-------- Dataset content --------

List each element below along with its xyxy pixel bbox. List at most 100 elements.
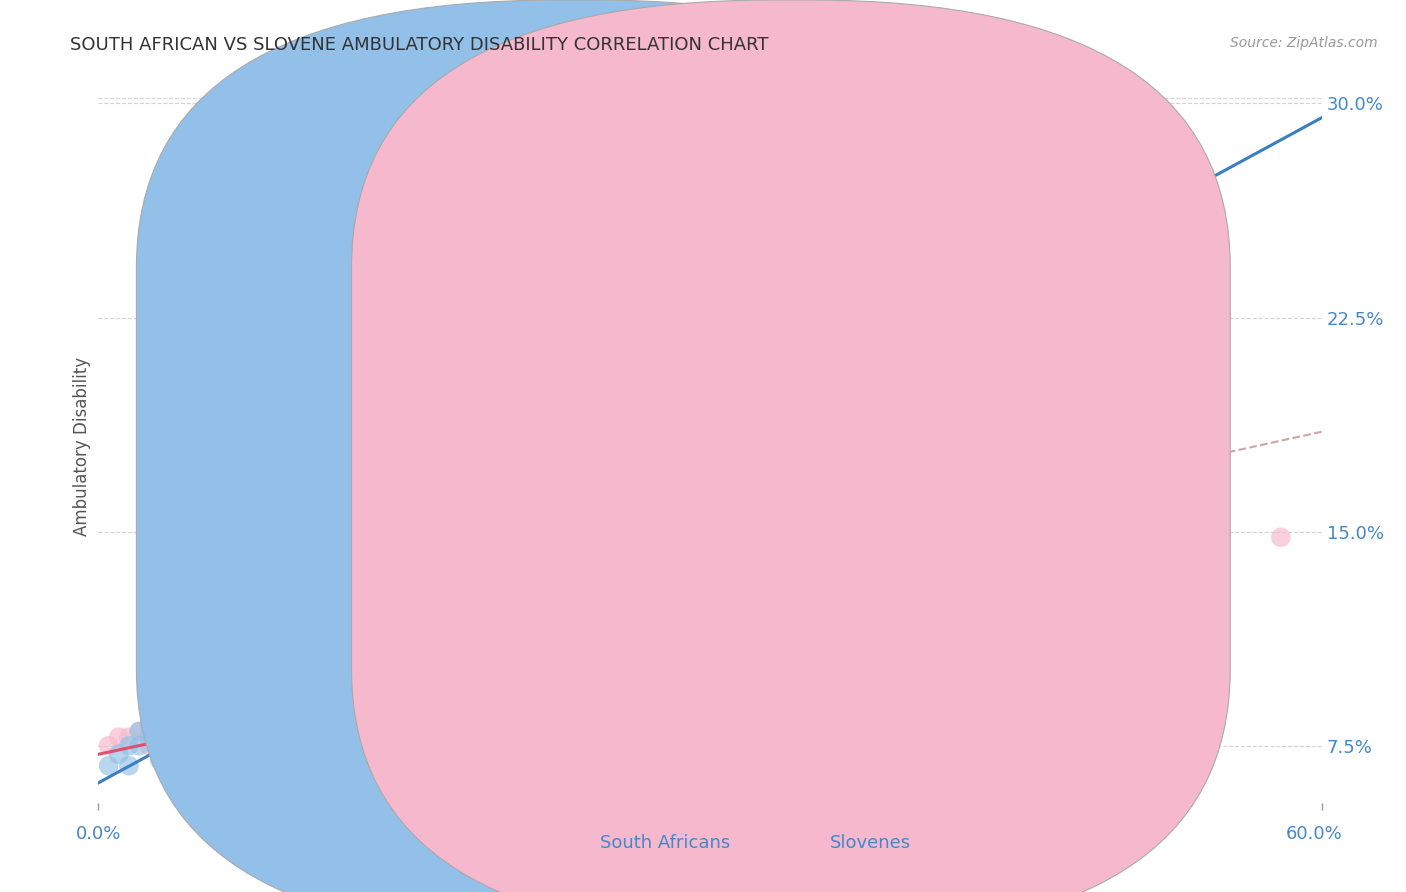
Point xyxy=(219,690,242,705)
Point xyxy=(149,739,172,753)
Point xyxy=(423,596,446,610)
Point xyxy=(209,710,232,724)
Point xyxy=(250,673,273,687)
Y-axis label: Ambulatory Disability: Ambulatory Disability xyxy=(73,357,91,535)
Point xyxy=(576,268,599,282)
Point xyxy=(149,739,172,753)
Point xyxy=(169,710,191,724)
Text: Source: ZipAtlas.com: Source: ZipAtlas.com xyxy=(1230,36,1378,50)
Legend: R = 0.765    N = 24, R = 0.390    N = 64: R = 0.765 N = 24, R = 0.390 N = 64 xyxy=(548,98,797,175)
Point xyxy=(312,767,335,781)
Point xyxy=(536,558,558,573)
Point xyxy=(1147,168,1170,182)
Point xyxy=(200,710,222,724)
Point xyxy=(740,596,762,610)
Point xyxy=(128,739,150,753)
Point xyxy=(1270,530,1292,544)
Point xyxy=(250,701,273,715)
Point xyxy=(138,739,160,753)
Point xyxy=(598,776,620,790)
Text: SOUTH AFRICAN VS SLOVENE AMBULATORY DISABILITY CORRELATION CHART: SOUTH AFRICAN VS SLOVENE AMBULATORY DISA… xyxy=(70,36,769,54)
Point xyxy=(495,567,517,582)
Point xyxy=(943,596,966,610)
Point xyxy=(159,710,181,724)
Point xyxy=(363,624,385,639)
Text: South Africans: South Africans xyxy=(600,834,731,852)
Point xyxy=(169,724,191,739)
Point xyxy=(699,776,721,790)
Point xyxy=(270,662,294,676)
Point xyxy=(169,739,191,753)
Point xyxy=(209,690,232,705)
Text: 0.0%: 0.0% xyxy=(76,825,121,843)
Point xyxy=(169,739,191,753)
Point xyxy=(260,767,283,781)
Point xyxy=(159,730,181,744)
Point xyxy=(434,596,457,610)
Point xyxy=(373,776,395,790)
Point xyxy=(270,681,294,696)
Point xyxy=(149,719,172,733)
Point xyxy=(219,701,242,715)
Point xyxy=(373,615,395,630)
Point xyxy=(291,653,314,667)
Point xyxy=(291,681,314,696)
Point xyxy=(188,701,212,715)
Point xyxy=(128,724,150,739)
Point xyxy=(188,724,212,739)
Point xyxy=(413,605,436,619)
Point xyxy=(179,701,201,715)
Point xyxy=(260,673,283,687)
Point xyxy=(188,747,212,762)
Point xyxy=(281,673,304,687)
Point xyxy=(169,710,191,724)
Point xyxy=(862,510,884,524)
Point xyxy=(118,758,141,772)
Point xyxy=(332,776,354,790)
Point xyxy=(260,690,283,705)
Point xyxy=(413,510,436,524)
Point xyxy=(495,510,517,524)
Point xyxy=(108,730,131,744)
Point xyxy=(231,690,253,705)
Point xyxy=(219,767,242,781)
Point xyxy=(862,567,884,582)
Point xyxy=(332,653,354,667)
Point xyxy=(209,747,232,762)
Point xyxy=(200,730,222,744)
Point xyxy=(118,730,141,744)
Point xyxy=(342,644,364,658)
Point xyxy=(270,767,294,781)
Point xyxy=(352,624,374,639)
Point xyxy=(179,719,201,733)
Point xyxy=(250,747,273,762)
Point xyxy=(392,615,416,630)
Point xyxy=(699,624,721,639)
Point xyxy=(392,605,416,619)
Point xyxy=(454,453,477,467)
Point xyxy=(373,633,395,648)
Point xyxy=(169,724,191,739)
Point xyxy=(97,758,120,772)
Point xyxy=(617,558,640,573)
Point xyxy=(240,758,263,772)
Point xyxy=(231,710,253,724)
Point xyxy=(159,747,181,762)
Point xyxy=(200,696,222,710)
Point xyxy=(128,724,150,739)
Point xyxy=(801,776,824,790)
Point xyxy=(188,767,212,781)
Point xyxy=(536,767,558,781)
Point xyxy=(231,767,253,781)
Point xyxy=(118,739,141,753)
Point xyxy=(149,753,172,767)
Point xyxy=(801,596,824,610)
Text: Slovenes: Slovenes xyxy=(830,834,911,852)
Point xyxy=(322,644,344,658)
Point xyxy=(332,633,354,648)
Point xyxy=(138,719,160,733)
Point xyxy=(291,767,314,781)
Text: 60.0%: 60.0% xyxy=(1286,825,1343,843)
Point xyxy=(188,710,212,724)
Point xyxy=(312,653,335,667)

--------
-------- Dataset content --------

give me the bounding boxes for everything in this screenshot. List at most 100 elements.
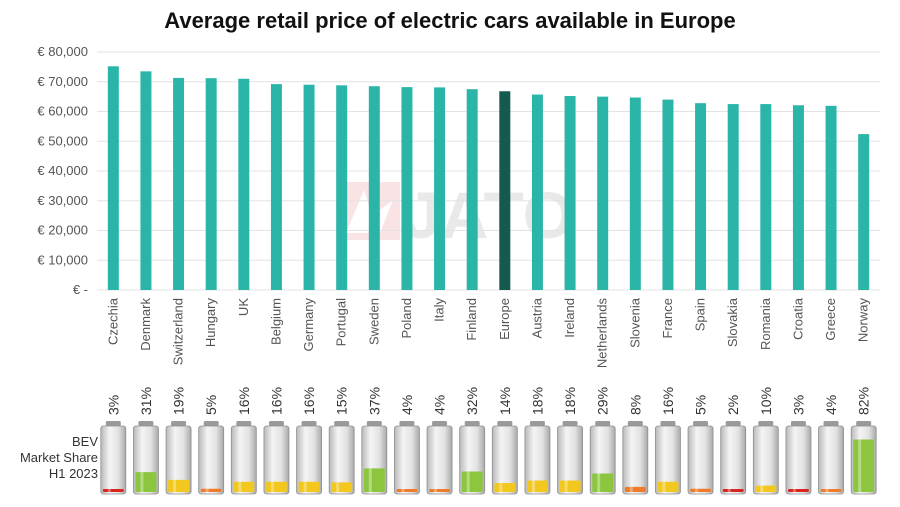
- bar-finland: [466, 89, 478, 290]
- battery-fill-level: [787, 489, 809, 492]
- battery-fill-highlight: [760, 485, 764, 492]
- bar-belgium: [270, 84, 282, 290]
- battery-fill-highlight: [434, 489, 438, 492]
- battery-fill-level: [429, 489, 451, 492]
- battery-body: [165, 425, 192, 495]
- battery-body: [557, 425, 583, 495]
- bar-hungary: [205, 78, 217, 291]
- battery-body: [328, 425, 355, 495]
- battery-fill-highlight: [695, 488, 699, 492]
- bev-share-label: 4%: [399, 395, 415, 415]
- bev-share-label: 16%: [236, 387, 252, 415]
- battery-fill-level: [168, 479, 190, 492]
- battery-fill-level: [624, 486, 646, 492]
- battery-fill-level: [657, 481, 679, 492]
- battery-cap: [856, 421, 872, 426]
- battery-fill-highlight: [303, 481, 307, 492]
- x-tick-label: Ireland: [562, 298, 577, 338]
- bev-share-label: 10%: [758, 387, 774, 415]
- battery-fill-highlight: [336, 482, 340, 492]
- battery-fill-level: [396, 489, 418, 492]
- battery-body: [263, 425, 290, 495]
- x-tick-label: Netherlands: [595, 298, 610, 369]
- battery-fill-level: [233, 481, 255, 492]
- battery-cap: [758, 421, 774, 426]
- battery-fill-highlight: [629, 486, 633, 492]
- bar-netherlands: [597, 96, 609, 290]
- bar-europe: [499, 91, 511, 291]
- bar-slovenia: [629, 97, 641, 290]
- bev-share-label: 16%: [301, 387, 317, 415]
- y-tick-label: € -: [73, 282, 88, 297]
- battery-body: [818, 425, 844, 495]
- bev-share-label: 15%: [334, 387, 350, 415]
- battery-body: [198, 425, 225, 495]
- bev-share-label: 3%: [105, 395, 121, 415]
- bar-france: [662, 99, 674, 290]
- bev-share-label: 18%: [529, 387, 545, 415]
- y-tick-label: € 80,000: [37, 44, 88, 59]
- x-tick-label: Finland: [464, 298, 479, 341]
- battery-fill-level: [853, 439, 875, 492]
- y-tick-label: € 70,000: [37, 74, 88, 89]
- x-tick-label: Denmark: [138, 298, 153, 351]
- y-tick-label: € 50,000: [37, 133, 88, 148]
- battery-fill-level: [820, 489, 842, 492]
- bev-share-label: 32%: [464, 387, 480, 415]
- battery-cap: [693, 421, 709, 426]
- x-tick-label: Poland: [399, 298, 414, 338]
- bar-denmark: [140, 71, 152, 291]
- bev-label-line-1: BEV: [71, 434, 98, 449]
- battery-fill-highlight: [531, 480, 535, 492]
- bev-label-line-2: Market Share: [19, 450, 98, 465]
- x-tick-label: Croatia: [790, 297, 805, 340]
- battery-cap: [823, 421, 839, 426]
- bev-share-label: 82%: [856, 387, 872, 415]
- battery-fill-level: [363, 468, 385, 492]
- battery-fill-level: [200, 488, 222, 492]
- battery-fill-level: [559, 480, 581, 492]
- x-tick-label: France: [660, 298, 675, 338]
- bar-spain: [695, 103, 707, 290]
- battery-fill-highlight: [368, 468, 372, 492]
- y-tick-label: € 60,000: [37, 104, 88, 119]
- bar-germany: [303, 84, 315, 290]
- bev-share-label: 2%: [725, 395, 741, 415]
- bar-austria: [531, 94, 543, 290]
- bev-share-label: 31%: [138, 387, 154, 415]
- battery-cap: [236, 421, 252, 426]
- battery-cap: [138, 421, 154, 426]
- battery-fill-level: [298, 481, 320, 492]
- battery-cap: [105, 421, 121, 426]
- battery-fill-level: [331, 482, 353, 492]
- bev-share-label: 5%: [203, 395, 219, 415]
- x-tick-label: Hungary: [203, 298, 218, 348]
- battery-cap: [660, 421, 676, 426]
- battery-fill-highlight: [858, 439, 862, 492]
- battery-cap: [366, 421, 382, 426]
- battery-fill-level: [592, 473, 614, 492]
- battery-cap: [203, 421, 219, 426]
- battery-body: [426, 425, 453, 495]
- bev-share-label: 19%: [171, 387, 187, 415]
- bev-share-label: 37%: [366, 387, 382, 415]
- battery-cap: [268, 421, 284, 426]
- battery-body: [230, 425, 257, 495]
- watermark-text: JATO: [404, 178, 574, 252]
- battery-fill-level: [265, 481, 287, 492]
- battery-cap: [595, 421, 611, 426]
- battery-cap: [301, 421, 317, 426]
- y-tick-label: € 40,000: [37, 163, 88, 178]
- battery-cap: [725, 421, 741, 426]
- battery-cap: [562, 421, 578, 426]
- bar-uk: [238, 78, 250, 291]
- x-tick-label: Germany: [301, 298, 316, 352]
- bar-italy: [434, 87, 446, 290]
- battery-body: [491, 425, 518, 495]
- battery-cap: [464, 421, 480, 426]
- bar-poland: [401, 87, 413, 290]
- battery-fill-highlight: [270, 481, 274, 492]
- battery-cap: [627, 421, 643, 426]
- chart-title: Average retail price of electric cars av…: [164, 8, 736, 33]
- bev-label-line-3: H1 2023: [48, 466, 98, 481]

--------
-------- Dataset content --------

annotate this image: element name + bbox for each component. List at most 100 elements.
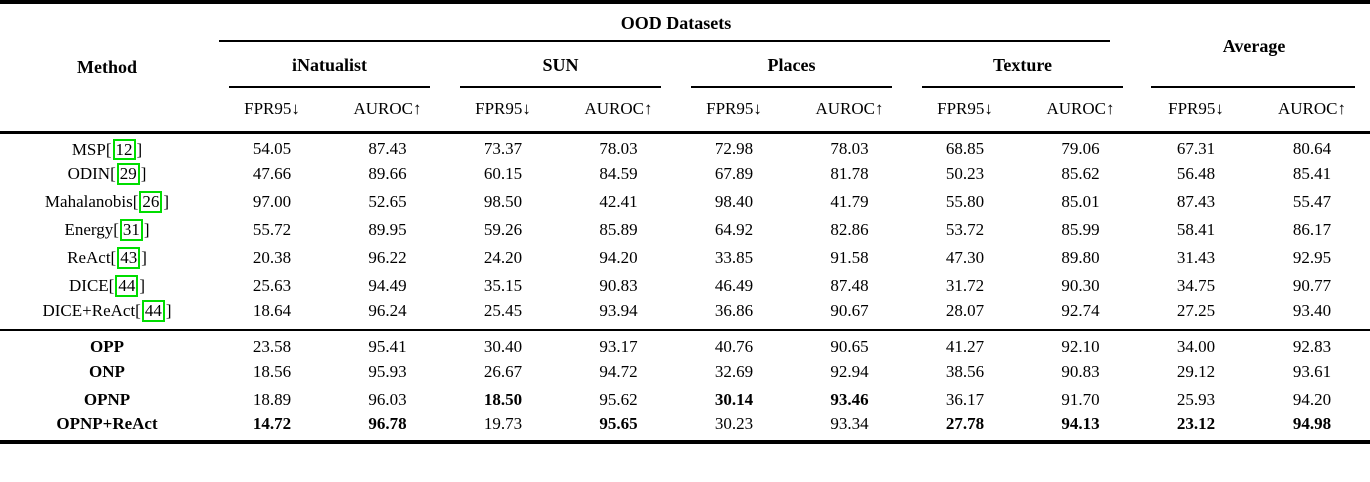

--------

Can you repeat the material between the line containing "give me the" and the line containing "- battery-fill-highlight: [303, 481, 307, 492]", inclusive, swapping "battery-fill-level" for "battery-charge-level" and changing nothing else? Leave the pictures out of your answer.

give me the bounding boxes for everything in this screenshot. List at most 100 elements.
- bar-finland: [466, 89, 478, 290]
- battery-charge-level: [787, 489, 809, 492]
- battery-fill-highlight: [760, 485, 764, 492]
- bar-belgium: [270, 84, 282, 290]
- battery-fill-highlight: [434, 489, 438, 492]
- battery-charge-level: [429, 489, 451, 492]
- battery-body: [165, 425, 192, 495]
- battery-body: [557, 425, 583, 495]
- bar-hungary: [205, 78, 217, 291]
- battery-body: [328, 425, 355, 495]
- battery-fill-highlight: [695, 488, 699, 492]
- bev-share-label: 4%: [399, 395, 415, 415]
- bev-share-label: 16%: [236, 387, 252, 415]
- battery-charge-level: [168, 479, 190, 492]
- battery-charge-level: [624, 486, 646, 492]
- battery-charge-level: [657, 481, 679, 492]
- battery-cap: [856, 421, 872, 426]
- battery-fill-highlight: [303, 481, 307, 492]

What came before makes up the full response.